--- BEGIN Provided data ---

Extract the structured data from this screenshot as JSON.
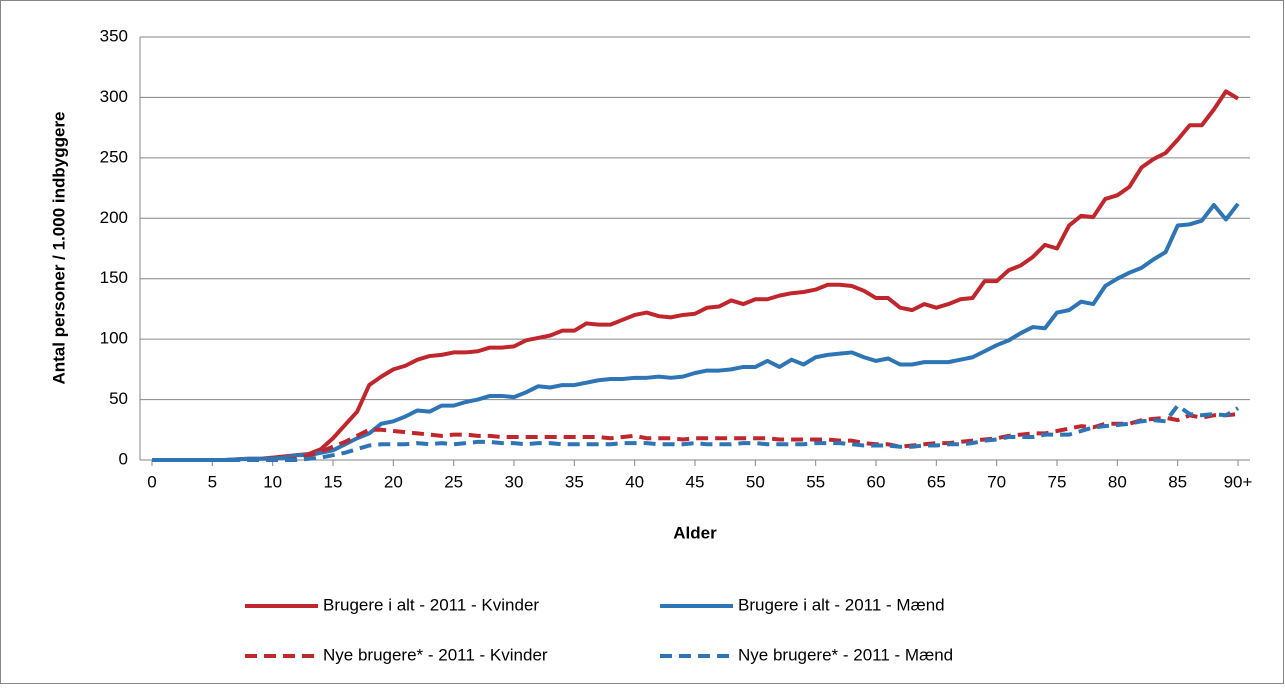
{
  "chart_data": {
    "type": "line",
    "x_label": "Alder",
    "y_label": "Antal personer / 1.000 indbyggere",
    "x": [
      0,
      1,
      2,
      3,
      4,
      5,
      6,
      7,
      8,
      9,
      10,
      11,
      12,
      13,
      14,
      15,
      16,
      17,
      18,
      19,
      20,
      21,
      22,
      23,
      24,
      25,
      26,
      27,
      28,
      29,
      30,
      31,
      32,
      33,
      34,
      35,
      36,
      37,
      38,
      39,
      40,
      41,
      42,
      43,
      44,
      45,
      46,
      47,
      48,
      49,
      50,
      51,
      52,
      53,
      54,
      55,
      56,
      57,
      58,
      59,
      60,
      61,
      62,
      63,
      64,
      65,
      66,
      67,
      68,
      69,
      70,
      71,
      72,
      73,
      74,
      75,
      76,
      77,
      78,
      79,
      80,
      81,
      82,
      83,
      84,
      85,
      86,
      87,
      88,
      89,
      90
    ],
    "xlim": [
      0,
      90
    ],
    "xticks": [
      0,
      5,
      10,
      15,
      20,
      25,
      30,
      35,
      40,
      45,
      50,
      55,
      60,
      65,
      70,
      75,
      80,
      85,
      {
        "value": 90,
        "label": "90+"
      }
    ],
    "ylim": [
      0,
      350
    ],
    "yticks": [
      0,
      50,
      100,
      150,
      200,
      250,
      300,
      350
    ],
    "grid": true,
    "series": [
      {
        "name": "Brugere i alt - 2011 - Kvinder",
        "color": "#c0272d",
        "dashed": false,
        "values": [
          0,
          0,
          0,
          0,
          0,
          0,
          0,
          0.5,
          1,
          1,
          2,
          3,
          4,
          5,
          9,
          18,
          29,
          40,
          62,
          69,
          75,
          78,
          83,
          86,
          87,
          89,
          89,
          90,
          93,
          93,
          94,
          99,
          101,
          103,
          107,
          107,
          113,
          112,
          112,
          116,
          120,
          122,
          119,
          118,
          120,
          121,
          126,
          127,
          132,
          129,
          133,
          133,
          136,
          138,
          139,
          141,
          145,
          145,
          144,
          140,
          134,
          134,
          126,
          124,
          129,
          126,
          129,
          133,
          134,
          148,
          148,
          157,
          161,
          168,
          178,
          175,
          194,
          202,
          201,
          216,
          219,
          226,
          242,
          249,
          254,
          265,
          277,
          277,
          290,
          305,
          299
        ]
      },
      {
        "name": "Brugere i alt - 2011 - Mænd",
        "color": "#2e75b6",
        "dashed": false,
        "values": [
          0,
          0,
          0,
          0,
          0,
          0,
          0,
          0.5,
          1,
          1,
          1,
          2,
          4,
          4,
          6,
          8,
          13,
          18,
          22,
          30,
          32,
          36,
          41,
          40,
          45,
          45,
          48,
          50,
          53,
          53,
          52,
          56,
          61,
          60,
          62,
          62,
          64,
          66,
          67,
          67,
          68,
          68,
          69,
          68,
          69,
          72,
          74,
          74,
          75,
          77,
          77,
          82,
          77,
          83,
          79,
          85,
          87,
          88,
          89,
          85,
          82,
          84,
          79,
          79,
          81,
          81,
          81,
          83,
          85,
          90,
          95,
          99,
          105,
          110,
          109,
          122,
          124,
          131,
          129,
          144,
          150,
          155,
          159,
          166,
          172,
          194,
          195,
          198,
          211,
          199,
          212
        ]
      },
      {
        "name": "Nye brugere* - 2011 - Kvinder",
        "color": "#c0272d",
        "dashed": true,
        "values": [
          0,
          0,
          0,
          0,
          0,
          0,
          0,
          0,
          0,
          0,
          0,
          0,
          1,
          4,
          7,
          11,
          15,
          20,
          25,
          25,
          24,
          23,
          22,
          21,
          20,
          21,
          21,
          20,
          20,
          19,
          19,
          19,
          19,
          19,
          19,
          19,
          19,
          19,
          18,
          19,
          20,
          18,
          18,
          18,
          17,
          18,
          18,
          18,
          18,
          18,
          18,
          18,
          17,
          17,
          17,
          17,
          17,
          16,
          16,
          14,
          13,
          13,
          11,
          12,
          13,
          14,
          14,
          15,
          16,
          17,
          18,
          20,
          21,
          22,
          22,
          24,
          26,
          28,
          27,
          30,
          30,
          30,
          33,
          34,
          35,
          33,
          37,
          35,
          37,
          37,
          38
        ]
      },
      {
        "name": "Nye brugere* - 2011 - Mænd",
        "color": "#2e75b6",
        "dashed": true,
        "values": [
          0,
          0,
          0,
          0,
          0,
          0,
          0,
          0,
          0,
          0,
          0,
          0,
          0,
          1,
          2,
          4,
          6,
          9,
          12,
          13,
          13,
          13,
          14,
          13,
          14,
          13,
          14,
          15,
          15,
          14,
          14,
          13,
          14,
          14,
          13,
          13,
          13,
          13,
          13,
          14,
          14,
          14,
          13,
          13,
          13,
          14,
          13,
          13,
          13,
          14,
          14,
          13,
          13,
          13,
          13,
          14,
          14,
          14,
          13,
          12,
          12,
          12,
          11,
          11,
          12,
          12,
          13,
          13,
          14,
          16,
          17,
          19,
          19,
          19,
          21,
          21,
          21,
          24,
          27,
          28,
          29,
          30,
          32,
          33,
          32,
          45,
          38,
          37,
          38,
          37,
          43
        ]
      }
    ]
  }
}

--- END Provided data ---

Task requirements: Report how many lines in the data include the word "Kvinder", and give nothing but the count.

Complete answer: 2